» To do
Repeat the full listing below verbatim and keep the images out.

» Entries provided
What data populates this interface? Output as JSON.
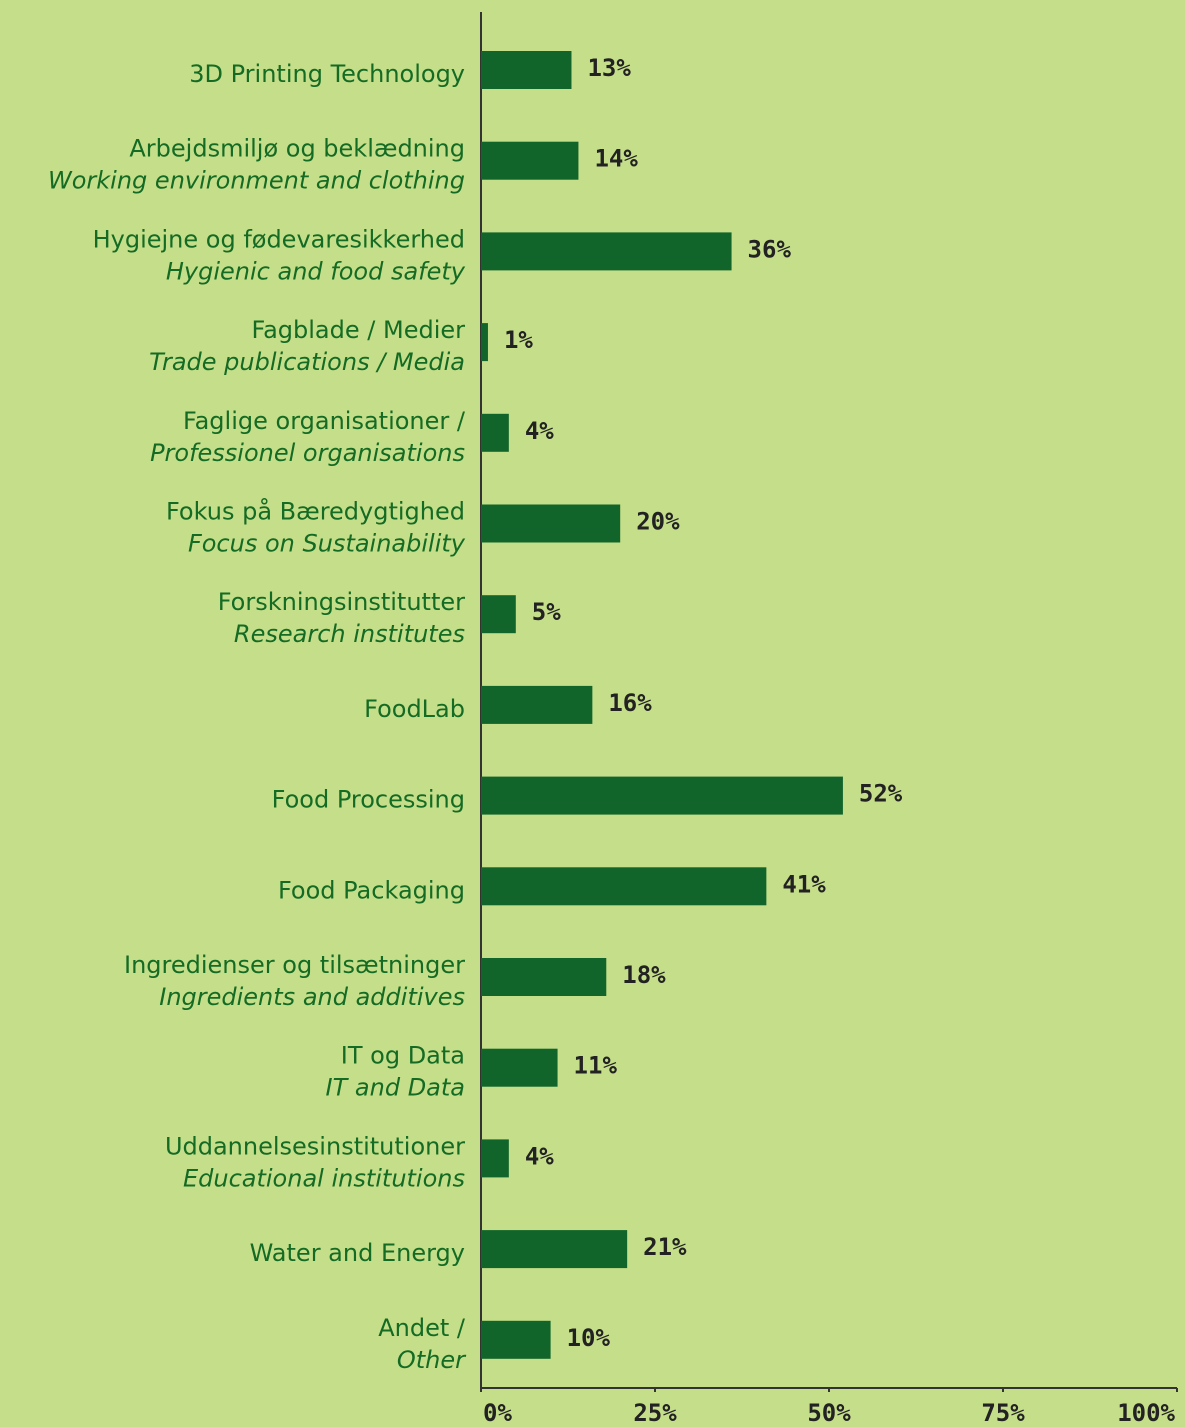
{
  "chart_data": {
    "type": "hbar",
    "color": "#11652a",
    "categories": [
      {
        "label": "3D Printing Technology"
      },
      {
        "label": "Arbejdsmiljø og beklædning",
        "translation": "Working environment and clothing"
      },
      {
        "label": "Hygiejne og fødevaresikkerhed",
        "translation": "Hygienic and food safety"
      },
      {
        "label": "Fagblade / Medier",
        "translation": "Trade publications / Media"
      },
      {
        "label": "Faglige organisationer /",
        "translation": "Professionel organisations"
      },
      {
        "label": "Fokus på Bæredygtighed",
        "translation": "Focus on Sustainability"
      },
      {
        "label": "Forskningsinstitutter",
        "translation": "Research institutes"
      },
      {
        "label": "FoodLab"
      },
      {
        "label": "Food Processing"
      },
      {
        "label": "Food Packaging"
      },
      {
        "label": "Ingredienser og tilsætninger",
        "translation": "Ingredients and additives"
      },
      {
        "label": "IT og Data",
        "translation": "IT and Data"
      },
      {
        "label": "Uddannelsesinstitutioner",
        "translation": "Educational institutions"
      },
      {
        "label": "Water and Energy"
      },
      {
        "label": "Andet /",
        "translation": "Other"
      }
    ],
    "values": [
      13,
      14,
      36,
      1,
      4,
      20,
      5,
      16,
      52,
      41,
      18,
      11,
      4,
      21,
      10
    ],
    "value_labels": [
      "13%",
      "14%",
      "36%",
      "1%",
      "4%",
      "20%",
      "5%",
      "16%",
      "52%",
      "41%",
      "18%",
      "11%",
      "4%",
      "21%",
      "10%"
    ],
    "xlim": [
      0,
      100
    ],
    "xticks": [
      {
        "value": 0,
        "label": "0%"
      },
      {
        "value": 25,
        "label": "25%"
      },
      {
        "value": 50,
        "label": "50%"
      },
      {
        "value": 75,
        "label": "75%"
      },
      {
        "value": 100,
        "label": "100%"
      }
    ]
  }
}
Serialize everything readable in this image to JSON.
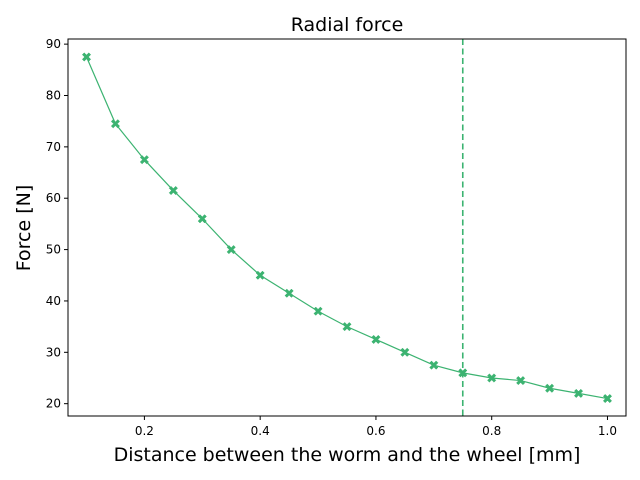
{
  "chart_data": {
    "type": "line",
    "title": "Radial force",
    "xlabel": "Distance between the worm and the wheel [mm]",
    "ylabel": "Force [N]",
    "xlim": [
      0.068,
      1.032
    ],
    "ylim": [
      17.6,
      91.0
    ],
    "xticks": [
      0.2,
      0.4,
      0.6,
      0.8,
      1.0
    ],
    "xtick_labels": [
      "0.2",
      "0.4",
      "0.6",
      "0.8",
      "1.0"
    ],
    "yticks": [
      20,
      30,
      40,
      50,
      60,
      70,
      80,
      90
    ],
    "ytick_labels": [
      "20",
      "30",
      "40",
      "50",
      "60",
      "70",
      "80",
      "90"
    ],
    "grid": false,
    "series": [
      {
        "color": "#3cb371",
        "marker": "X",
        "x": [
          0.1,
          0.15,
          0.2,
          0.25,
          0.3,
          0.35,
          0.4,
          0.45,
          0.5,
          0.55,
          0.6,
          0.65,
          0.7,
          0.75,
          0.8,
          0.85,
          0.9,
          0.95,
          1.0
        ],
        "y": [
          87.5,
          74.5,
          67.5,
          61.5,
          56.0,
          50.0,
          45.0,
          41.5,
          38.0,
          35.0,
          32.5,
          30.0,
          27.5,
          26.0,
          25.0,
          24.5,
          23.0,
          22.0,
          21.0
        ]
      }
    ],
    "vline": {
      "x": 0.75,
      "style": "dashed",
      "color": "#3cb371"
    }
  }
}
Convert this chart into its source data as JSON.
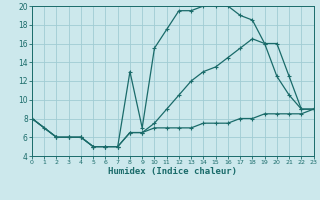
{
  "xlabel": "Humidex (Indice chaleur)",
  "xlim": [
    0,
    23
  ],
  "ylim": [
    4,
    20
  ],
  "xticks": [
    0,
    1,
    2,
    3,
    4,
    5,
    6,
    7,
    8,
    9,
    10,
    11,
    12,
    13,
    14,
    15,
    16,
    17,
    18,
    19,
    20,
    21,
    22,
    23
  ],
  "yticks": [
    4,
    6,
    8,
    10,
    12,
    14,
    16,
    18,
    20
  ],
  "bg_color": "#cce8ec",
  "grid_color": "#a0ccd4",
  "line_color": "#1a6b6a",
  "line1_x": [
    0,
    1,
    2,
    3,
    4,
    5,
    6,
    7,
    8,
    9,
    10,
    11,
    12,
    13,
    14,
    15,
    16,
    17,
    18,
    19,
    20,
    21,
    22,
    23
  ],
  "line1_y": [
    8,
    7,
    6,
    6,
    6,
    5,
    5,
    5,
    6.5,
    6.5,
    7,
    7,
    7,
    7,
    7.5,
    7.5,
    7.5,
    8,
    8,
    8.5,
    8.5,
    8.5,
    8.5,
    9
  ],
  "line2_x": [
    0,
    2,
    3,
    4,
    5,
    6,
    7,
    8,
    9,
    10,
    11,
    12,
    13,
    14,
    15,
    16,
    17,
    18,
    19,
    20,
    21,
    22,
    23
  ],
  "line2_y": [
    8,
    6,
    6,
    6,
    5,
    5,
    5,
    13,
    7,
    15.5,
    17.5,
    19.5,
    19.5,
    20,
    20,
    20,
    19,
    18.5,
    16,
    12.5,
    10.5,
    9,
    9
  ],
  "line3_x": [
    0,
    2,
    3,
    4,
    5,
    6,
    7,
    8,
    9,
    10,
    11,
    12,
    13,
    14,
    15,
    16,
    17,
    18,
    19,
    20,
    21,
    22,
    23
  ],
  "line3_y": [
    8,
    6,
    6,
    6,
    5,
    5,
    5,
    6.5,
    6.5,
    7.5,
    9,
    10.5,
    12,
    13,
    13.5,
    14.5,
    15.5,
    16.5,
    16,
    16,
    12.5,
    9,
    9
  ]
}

» The completed task
What data populates this interface? Output as JSON.
{
  "chart_data": {
    "type": "hbar",
    "color": "#11652a",
    "categories": [
      {
        "label": "3D Printing Technology"
      },
      {
        "label": "Arbejdsmiljø og beklædning",
        "translation": "Working environment and clothing"
      },
      {
        "label": "Hygiejne og fødevaresikkerhed",
        "translation": "Hygienic and food safety"
      },
      {
        "label": "Fagblade / Medier",
        "translation": "Trade publications / Media"
      },
      {
        "label": "Faglige organisationer /",
        "translation": "Professionel organisations"
      },
      {
        "label": "Fokus på Bæredygtighed",
        "translation": "Focus on Sustainability"
      },
      {
        "label": "Forskningsinstitutter",
        "translation": "Research institutes"
      },
      {
        "label": "FoodLab"
      },
      {
        "label": "Food Processing"
      },
      {
        "label": "Food Packaging"
      },
      {
        "label": "Ingredienser og tilsætninger",
        "translation": "Ingredients and additives"
      },
      {
        "label": "IT og Data",
        "translation": "IT and Data"
      },
      {
        "label": "Uddannelsesinstitutioner",
        "translation": "Educational institutions"
      },
      {
        "label": "Water and Energy"
      },
      {
        "label": "Andet /",
        "translation": "Other"
      }
    ],
    "values": [
      13,
      14,
      36,
      1,
      4,
      20,
      5,
      16,
      52,
      41,
      18,
      11,
      4,
      21,
      10
    ],
    "value_labels": [
      "13%",
      "14%",
      "36%",
      "1%",
      "4%",
      "20%",
      "5%",
      "16%",
      "52%",
      "41%",
      "18%",
      "11%",
      "4%",
      "21%",
      "10%"
    ],
    "xlim": [
      0,
      100
    ],
    "xticks": [
      {
        "value": 0,
        "label": "0%"
      },
      {
        "value": 25,
        "label": "25%"
      },
      {
        "value": 50,
        "label": "50%"
      },
      {
        "value": 75,
        "label": "75%"
      },
      {
        "value": 100,
        "label": "100%"
      }
    ]
  }
}
Serialize everything readable in this image to JSON.
{
  "chart_data": {
    "type": "line",
    "title": "Radial force",
    "xlabel": "Distance between the worm and the wheel [mm]",
    "ylabel": "Force [N]",
    "xlim": [
      0.068,
      1.032
    ],
    "ylim": [
      17.6,
      91.0
    ],
    "xticks": [
      0.2,
      0.4,
      0.6,
      0.8,
      1.0
    ],
    "xtick_labels": [
      "0.2",
      "0.4",
      "0.6",
      "0.8",
      "1.0"
    ],
    "yticks": [
      20,
      30,
      40,
      50,
      60,
      70,
      80,
      90
    ],
    "ytick_labels": [
      "20",
      "30",
      "40",
      "50",
      "60",
      "70",
      "80",
      "90"
    ],
    "grid": false,
    "series": [
      {
        "color": "#3cb371",
        "marker": "X",
        "x": [
          0.1,
          0.15,
          0.2,
          0.25,
          0.3,
          0.35,
          0.4,
          0.45,
          0.5,
          0.55,
          0.6,
          0.65,
          0.7,
          0.75,
          0.8,
          0.85,
          0.9,
          0.95,
          1.0
        ],
        "y": [
          87.5,
          74.5,
          67.5,
          61.5,
          56.0,
          50.0,
          45.0,
          41.5,
          38.0,
          35.0,
          32.5,
          30.0,
          27.5,
          26.0,
          25.0,
          24.5,
          23.0,
          22.0,
          21.0
        ]
      }
    ],
    "vline": {
      "x": 0.75,
      "style": "dashed",
      "color": "#3cb371"
    }
  }
}
Convert this chart into its source data as JSON.
{
  "xlabel": "Humidex (Indice chaleur)",
  "xlim": [
    0,
    23
  ],
  "ylim": [
    4,
    20
  ],
  "xticks": [
    0,
    1,
    2,
    3,
    4,
    5,
    6,
    7,
    8,
    9,
    10,
    11,
    12,
    13,
    14,
    15,
    16,
    17,
    18,
    19,
    20,
    21,
    22,
    23
  ],
  "yticks": [
    4,
    6,
    8,
    10,
    12,
    14,
    16,
    18,
    20
  ],
  "bg_color": "#cce8ec",
  "grid_color": "#a0ccd4",
  "line_color": "#1a6b6a",
  "line1_x": [
    0,
    1,
    2,
    3,
    4,
    5,
    6,
    7,
    8,
    9,
    10,
    11,
    12,
    13,
    14,
    15,
    16,
    17,
    18,
    19,
    20,
    21,
    22,
    23
  ],
  "line1_y": [
    8,
    7,
    6,
    6,
    6,
    5,
    5,
    5,
    6.5,
    6.5,
    7,
    7,
    7,
    7,
    7.5,
    7.5,
    7.5,
    8,
    8,
    8.5,
    8.5,
    8.5,
    8.5,
    9
  ],
  "line2_x": [
    0,
    2,
    3,
    4,
    5,
    6,
    7,
    8,
    9,
    10,
    11,
    12,
    13,
    14,
    15,
    16,
    17,
    18,
    19,
    20,
    21,
    22,
    23
  ],
  "line2_y": [
    8,
    6,
    6,
    6,
    5,
    5,
    5,
    13,
    7,
    15.5,
    17.5,
    19.5,
    19.5,
    20,
    20,
    20,
    19,
    18.5,
    16,
    12.5,
    10.5,
    9,
    9
  ],
  "line3_x": [
    0,
    2,
    3,
    4,
    5,
    6,
    7,
    8,
    9,
    10,
    11,
    12,
    13,
    14,
    15,
    16,
    17,
    18,
    19,
    20,
    21,
    22,
    23
  ],
  "line3_y": [
    8,
    6,
    6,
    6,
    5,
    5,
    5,
    6.5,
    6.5,
    7.5,
    9,
    10.5,
    12,
    13,
    13.5,
    14.5,
    15.5,
    16.5,
    16,
    16,
    12.5,
    9,
    9
  ]
}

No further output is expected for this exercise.